**Source text:**
begin

Auburn, Jacobs dismantle Selena Roberts' 'Tainted Title' article
[dropcap]T[/dropcap]he Auburn football program came under a media firestorm the first week in April.
Ex-Sports Illustrated and New York Times writer Selena Roberts started the barrage with a salacious piece for her new website, Roopstigo.com, titled “Auburn’s Tainted Title. Victims, Violations and Vendettas for Glory.”
The story was ostensibly an expose on former Auburn defensive back Mike McNeil, who, at the time, was about to stand trial for armed robbery, and the difficulties he’s allegedly fared since the time of his arrest. In reality, it was a thinly-veiled hit piece in which Roberts quoted McNeil and some of his former teammates making allegations of academic fraud, cash payments (and promises of cash payments), racial profiling and more.
Since the words “scandal” and “Auburn” seem to go together like cornbread and turnip greens, the story spread like wildfire first through Twitter and college football message boards, and almost instantly became the story du jour of the national media.
ESPN jumped on the bandwagon a day later with an Auburn scandal report of its own. The article, which was the result of what it says was a six-month investigation, accused the school of covered up players’ failed drug tests for synthetic marijuana.
Auburn’s response to the ESPN report was swift and strong.
Athletic director Jay Jacobs questioned everything from the facts of the report (Auburn cited phone records showing 50 phone calls to parents of the players involved) to its entire premise (the sale of synthetic marijuana was legal in the state of Alabama and it was not a banned substance by the NCAA during the time in question). Documents and phone records obtained through open records requests backed up Auburn’s claims.

end

**Records provided:**
begin

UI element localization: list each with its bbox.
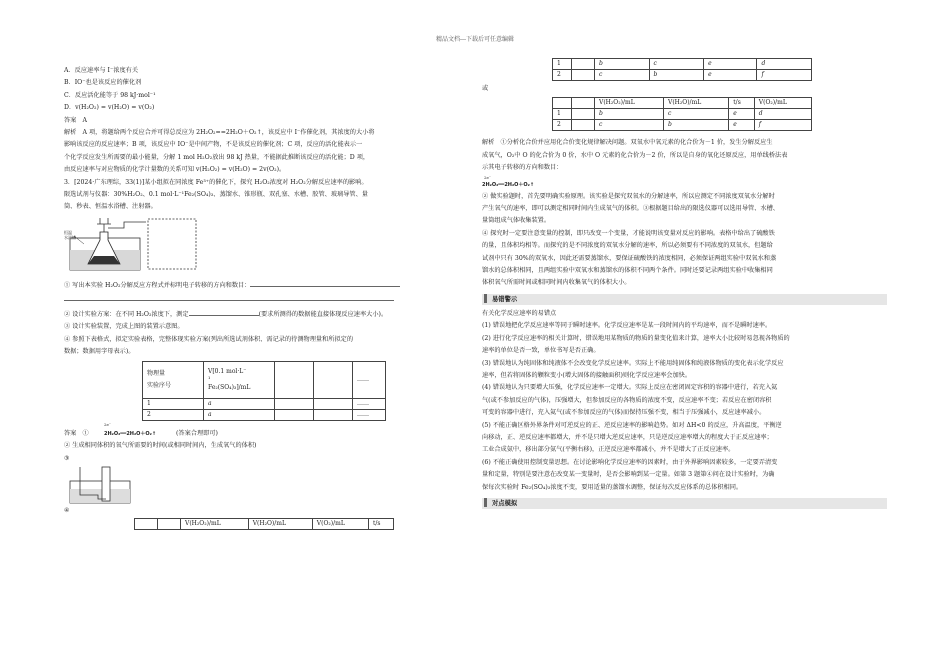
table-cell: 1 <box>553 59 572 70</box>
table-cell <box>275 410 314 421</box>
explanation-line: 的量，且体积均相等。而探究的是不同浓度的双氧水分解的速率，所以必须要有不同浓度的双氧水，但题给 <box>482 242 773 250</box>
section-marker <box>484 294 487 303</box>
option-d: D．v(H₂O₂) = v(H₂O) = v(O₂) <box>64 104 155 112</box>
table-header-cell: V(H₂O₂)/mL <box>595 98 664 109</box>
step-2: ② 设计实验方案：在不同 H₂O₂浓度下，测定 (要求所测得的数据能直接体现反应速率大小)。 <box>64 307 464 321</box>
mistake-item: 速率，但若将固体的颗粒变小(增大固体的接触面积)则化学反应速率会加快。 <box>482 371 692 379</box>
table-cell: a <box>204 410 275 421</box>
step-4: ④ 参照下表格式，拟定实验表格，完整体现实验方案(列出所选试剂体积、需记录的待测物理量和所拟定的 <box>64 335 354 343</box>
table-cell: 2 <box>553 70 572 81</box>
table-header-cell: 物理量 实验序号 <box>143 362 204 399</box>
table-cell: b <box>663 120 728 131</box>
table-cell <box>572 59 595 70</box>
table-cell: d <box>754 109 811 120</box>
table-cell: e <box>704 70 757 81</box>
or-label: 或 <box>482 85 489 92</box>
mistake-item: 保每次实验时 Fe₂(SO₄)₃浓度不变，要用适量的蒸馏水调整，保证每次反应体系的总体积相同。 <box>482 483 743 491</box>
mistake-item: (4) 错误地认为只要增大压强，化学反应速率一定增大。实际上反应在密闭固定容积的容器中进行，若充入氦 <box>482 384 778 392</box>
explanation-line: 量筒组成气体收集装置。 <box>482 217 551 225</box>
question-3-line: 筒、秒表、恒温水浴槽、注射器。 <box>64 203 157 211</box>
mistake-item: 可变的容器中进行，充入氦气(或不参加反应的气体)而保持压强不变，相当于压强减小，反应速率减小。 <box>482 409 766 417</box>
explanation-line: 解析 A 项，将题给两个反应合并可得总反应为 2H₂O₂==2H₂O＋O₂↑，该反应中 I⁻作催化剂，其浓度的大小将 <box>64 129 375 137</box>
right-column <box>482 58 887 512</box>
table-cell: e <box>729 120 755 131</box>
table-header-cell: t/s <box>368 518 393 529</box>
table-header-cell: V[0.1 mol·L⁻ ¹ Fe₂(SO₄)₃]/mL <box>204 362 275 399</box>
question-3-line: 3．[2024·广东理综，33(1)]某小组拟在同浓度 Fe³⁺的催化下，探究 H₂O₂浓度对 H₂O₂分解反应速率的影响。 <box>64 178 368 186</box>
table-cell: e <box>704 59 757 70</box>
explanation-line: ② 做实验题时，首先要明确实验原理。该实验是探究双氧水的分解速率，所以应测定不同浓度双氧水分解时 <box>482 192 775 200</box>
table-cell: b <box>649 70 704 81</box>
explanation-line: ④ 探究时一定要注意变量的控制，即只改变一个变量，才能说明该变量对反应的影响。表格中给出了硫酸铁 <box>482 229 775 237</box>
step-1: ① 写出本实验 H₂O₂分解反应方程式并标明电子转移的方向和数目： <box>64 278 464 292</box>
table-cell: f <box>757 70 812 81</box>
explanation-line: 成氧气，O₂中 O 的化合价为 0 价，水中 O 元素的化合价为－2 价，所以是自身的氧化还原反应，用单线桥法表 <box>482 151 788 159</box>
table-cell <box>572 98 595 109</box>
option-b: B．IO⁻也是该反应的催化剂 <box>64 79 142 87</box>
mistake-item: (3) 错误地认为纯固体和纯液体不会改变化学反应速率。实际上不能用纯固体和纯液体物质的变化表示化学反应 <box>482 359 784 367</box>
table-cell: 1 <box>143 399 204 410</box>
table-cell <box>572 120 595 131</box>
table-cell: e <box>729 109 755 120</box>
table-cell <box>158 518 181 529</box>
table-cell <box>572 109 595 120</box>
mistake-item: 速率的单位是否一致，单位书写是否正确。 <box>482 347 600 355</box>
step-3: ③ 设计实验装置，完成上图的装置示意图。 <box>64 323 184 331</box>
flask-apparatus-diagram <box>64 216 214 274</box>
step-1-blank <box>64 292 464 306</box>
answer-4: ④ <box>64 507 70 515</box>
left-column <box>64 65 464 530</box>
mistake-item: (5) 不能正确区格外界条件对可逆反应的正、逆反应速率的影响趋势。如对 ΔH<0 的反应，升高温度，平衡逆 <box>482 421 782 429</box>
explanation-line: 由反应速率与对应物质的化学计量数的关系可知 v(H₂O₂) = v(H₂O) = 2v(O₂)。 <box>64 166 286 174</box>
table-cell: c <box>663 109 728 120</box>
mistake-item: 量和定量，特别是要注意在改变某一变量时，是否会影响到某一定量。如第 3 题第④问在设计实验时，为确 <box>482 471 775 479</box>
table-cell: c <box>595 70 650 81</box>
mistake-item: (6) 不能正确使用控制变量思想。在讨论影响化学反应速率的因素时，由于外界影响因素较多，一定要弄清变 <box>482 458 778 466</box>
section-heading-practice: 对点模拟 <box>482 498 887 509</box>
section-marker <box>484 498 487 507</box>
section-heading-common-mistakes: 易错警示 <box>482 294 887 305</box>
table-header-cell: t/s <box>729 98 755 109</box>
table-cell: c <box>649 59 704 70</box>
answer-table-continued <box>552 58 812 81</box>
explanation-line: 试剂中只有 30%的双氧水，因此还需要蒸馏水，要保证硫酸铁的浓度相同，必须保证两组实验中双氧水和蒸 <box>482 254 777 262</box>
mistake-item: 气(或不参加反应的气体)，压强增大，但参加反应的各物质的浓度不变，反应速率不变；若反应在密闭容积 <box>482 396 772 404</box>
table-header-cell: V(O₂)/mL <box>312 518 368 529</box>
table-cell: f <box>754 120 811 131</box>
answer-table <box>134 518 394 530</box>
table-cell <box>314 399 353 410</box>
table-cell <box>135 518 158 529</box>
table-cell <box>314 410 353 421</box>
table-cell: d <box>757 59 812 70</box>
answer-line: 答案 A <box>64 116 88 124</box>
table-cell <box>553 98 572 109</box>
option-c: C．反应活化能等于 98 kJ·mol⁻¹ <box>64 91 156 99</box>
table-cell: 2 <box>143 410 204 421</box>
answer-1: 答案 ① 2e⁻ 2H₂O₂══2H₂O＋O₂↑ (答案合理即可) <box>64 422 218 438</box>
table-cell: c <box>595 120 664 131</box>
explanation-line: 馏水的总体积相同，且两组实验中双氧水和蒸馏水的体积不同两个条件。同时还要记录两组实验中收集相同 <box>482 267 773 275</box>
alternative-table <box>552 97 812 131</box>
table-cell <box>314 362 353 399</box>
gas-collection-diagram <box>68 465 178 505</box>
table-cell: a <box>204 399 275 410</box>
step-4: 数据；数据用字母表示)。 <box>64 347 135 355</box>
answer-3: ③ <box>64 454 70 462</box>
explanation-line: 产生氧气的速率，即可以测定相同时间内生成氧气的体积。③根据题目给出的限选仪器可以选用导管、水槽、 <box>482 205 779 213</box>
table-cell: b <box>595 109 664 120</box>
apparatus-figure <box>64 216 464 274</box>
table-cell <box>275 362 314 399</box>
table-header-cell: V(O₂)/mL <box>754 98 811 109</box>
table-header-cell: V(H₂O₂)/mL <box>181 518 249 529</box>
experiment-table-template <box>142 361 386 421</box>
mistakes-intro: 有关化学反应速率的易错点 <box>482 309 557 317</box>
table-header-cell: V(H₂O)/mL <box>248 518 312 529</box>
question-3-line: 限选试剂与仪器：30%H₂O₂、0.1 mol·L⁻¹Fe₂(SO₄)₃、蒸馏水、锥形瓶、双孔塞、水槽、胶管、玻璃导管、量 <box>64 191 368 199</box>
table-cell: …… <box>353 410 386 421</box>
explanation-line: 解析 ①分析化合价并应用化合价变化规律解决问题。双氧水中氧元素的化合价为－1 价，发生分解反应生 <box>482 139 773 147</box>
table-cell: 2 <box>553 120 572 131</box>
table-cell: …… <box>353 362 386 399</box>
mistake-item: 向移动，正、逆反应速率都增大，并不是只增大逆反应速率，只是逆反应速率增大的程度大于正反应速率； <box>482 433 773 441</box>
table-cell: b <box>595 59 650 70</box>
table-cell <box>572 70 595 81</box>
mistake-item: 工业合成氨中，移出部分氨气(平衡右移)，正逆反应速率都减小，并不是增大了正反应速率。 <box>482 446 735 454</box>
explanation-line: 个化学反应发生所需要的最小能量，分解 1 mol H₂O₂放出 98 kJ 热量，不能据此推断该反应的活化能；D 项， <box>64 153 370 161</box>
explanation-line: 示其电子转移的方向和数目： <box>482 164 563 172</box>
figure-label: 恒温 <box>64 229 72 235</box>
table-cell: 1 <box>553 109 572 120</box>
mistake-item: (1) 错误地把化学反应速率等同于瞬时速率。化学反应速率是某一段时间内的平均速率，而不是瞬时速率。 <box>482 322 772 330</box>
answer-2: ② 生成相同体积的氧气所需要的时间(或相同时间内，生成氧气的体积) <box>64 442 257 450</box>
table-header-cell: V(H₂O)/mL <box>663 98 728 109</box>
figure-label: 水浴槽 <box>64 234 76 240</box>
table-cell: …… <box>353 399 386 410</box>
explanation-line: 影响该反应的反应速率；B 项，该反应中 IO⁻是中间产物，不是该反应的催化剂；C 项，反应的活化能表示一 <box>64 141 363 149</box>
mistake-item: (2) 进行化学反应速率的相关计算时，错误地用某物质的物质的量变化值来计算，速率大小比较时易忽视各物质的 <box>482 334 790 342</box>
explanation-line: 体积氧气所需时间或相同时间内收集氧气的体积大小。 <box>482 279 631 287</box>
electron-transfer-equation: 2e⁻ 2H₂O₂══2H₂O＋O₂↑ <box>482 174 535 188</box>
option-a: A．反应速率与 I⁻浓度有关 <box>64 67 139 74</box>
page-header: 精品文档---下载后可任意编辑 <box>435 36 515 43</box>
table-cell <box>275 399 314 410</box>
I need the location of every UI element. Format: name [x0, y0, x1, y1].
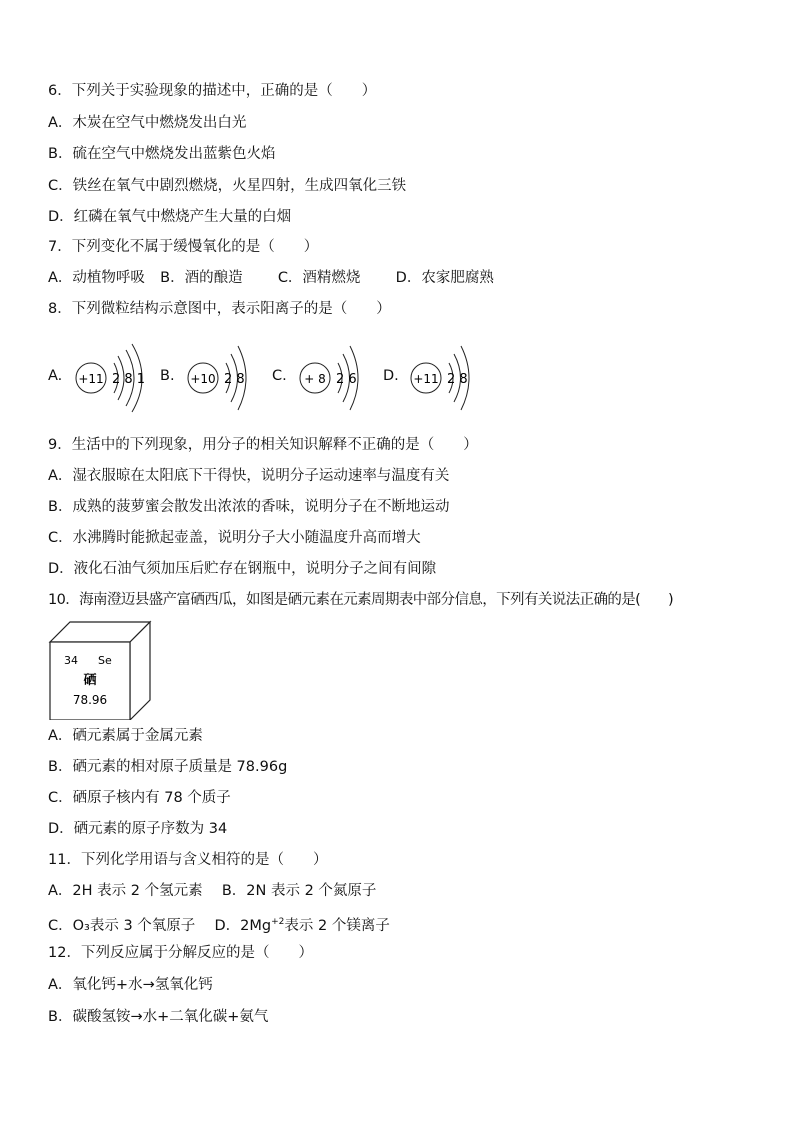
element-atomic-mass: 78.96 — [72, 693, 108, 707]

end

**Objective 1:** Output the entire Auburn article word for word.
**Objective 2:** From the listing, return verbatim the lines beginning with the line that contains "table-cell: 1 <box>553 59 572 70</box>" and running through the line that contains "table-cell: b <box>649 70 704 81</box>", including both of those lines.
The listing has no connection to the Auburn article.

**Correct response 1:**
Auburn, Jacobs dismantle Selena Roberts' 'Tainted Title' article
[dropcap]T[/dropcap]he Auburn football program came under a media firestorm the first week in April.
Ex-Sports Illustrated and New York Times writer Selena Roberts started the barrage with a salacious piece for her new website, Roopstigo.com, titled “Auburn’s Tainted Title. Victims, Violations and Vendettas for Glory.”
The story was ostensibly an expose on former Auburn defensive back Mike McNeil, who, at the time, was about to stand trial for armed robbery, and the difficulties he’s allegedly fared since the time of his arrest. In reality, it was a thinly-veiled hit piece in which Roberts quoted McNeil and some of his former teammates making allegations of academic fraud, cash payments (and promises of cash payments), racial profiling and more.
Since the words “scandal” and “Auburn” seem to go together like cornbread and turnip greens, the story spread like wildfire first through Twitter and college football message boards, and almost instantly became the story du jour of the national media.
ESPN jumped on the bandwagon a day later with an Auburn scandal report of its own. The article, which was the result of what it says was a six-month investigation, accused the school of covered up players’ failed drug tests for synthetic marijuana.
Auburn’s response to the ESPN report was swift and strong.
Athletic director Jay Jacobs questioned everything from the facts of the report (Auburn cited phone records showing 50 phone calls to parents of the players involved) to its entire premise (the sale of synthetic marijuana was legal in the state of Alabama and it was not a banned substance by the NCAA during the time in question). Documents and phone records obtained through open records requests backed up Auburn’s claims.

**Correct response 2:**
table-cell: 1 <box>553 59 572 70</box>
table-cell <box>275 410 314 421</box>
explanation-line: 的量，且体积均相等。而探究的是不同浓度的双氧水分解的速率，所以必须要有不同浓度的双氧水，但题给 <box>482 242 773 250</box>
section-marker <box>484 294 487 303</box>
option-d: D．v(H₂O₂) = v(H₂O) = v(O₂) <box>64 104 155 112</box>
table-header-cell: V(H₂O₂)/mL <box>595 98 664 109</box>
step-2: ② 设计实验方案：在不同 H₂O₂浓度下，测定 (要求所测得的数据能直接体现反应速率大小)。 <box>64 307 464 321</box>
mistake-item: 速率，但若将固体的颗粒变小(增大固体的接触面积)则化学反应速率会加快。 <box>482 371 692 379</box>
table-cell: a <box>204 410 275 421</box>
step-4: ④ 参照下表格式，拟定实验表格，完整体现实验方案(列出所选试剂体积、需记录的待测物理量和所拟定的 <box>64 335 354 343</box>
table-cell: 2 <box>553 70 572 81</box>
table-header-cell: 物理量 实验序号 <box>143 362 204 399</box>
table-cell: b <box>663 120 728 131</box>
table-cell <box>572 59 595 70</box>
table-cell: d <box>754 109 811 120</box>
table-cell: e <box>704 70 757 81</box>
or-label: 或 <box>482 85 489 92</box>
mistake-item: 保每次实验时 Fe₂(SO₄)₃浓度不变，要用适量的蒸馏水调整，保证每次反应体系的总体积相同。 <box>482 483 743 491</box>
mistake-item: (4) 错误地认为只要增大压强，化学反应速率一定增大。实际上反应在密闭固定容积的容器中进行，若充入氦 <box>482 384 778 392</box>
explanation-line: 量筒组成气体收集装置。 <box>482 217 551 225</box>
question-3-line: 筒、秒表、恒温水浴槽、注射器。 <box>64 203 157 211</box>
mistake-item: 可变的容器中进行，充入氦气(或不参加反应的气体)而保持压强不变，相当于压强减小，反应速率减小。 <box>482 409 766 417</box>
explanation-line: 解析 A 项，将题给两个反应合并可得总反应为 2H₂O₂==2H₂O＋O₂↑，该反应中 I⁻作催化剂，其浓度的大小将 <box>64 129 375 137</box>
right-column <box>482 58 887 512</box>
table-cell: e <box>729 120 755 131</box>
table-header-cell: t/s <box>368 518 393 529</box>
table-header-cell: V[0.1 mol·L⁻ ¹ Fe₂(SO₄)₃]/mL <box>204 362 275 399</box>
question-3-line: 3．[2024·广东理综，33(1)]某小组拟在同浓度 Fe³⁺的催化下，探究 H₂O₂浓度对 H₂O₂分解反应速率的影响。 <box>64 178 368 186</box>
table-cell: e <box>704 59 757 70</box>
explanation-line: ② 做实验题时，首先要明确实验原理。该实验是探究双氧水的分解速率，所以应测定不同浓度双氧水分解时 <box>482 192 775 200</box>
table-cell: b <box>649 70 704 81</box>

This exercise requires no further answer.